• _What is being asked_
Repeat, exactly and completely, the material that follows. Omit the pictures.
··· Records provided
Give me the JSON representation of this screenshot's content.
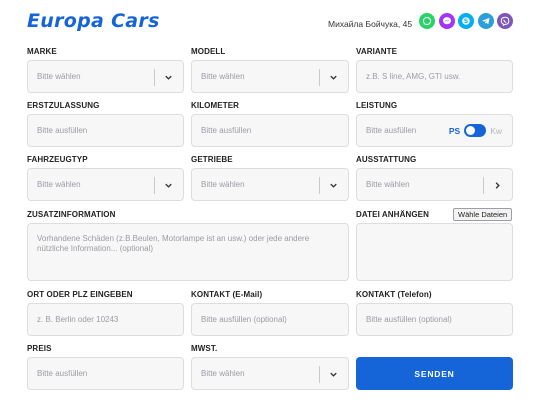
{
  "header": {
    "logo": "Europa Cars",
    "address": "Михайла Бойчука, 45",
    "social": [
      {
        "icon": "whatsapp-icon",
        "color": "#25d366"
      },
      {
        "icon": "messenger-icon",
        "color": "#a334fa"
      },
      {
        "icon": "skype-icon",
        "color": "#00aff0"
      },
      {
        "icon": "telegram-icon",
        "color": "#2a9fd8"
      },
      {
        "icon": "viber-icon",
        "color": "#7d56b8"
      }
    ]
  },
  "form": {
    "marke": {
      "label": "MARKE",
      "placeholder": "Bitte wählen"
    },
    "modell": {
      "label": "MODELL",
      "placeholder": "Bitte wählen"
    },
    "variante": {
      "label": "VARIANTE",
      "placeholder": "z.B. S line, AMG, GTI usw."
    },
    "erstzulassung": {
      "label": "ERSTZULASSUNG",
      "placeholder": "Bitte ausfüllen"
    },
    "kilometer": {
      "label": "KILOMETER",
      "placeholder": "Bitte ausfüllen"
    },
    "leistung": {
      "label": "LEISTUNG",
      "placeholder": "Bitte ausfüllen",
      "unit_on": "PS",
      "unit_off": "Kw"
    },
    "fahrzeugtyp": {
      "label": "FAHRZEUGTYP",
      "placeholder": "Bitte wählen"
    },
    "getriebe": {
      "label": "GETRIEBE",
      "placeholder": "Bitte wählen"
    },
    "ausstattung": {
      "label": "AUSSTATTUNG",
      "placeholder": "Bitte wählen"
    },
    "zusatz": {
      "label": "ZUSATZINFORMATION",
      "placeholder": "Vorhandene Schäden (z.B.Beulen, Motorlampe ist an usw.) oder jede andere nützliche Information... (optional)"
    },
    "datei": {
      "label": "DATEI ANHÄNGEN",
      "button": "Wähle Dateien"
    },
    "ort": {
      "label": "ORT ODER PLZ EINGEBEN",
      "placeholder": "z. B. Berlin oder 10243"
    },
    "email": {
      "label": "KONTAKT (E-Mail)",
      "placeholder": "Bitte ausfüllen (optional)"
    },
    "telefon": {
      "label": "KONTAKT (Telefon)",
      "placeholder": "Bitte ausfüllen (optional)"
    },
    "preis": {
      "label": "PREIS",
      "placeholder": "Bitte ausfüllen"
    },
    "mwst": {
      "label": "MWST.",
      "placeholder": "Bitte wählen"
    },
    "send": "SENDEN"
  },
  "colors": {
    "accent": "#1565d8",
    "field_bg": "#f7f7f8",
    "border": "#dcdde0"
  }
}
······
• _Full response_
Give me the JSON representation of this screenshot's content.
{
  "header": {
    "logo": "Europa Cars",
    "address": "Михайла Бойчука, 45",
    "social": [
      {
        "icon": "whatsapp-icon",
        "color": "#25d366"
      },
      {
        "icon": "messenger-icon",
        "color": "#a334fa"
      },
      {
        "icon": "skype-icon",
        "color": "#00aff0"
      },
      {
        "icon": "telegram-icon",
        "color": "#2a9fd8"
      },
      {
        "icon": "viber-icon",
        "color": "#7d56b8"
      }
    ]
  },
  "form": {
    "marke": {
      "label": "MARKE",
      "placeholder": "Bitte wählen"
    },
    "modell": {
      "label": "MODELL",
      "placeholder": "Bitte wählen"
    },
    "variante": {
      "label": "VARIANTE",
      "placeholder": "z.B. S line, AMG, GTI usw."
    },
    "erstzulassung": {
      "label": "ERSTZULASSUNG",
      "placeholder": "Bitte ausfüllen"
    },
    "kilometer": {
      "label": "KILOMETER",
      "placeholder": "Bitte ausfüllen"
    },
    "leistung": {
      "label": "LEISTUNG",
      "placeholder": "Bitte ausfüllen",
      "unit_on": "PS",
      "unit_off": "Kw"
    },
    "fahrzeugtyp": {
      "label": "FAHRZEUGTYP",
      "placeholder": "Bitte wählen"
    },
    "getriebe": {
      "label": "GETRIEBE",
      "placeholder": "Bitte wählen"
    },
    "ausstattung": {
      "label": "AUSSTATTUNG",
      "placeholder": "Bitte wählen"
    },
    "zusatz": {
      "label": "ZUSATZINFORMATION",
      "placeholder": "Vorhandene Schäden (z.B.Beulen, Motorlampe ist an usw.) oder jede andere nützliche Information... (optional)"
    },
    "datei": {
      "label": "DATEI ANHÄNGEN",
      "button": "Wähle Dateien"
    },
    "ort": {
      "label": "ORT ODER PLZ EINGEBEN",
      "placeholder": "z. B. Berlin oder 10243"
    },
    "email": {
      "label": "KONTAKT (E-Mail)",
      "placeholder": "Bitte ausfüllen (optional)"
    },
    "telefon": {
      "label": "KONTAKT (Telefon)",
      "placeholder": "Bitte ausfüllen (optional)"
    },
    "preis": {
      "label": "PREIS",
      "placeholder": "Bitte ausfüllen"
    },
    "mwst": {
      "label": "MWST.",
      "placeholder": "Bitte wählen"
    },
    "send": "SENDEN"
  },
  "colors": {
    "accent": "#1565d8",
    "field_bg": "#f7f7f8",
    "border": "#dcdde0"
  }
}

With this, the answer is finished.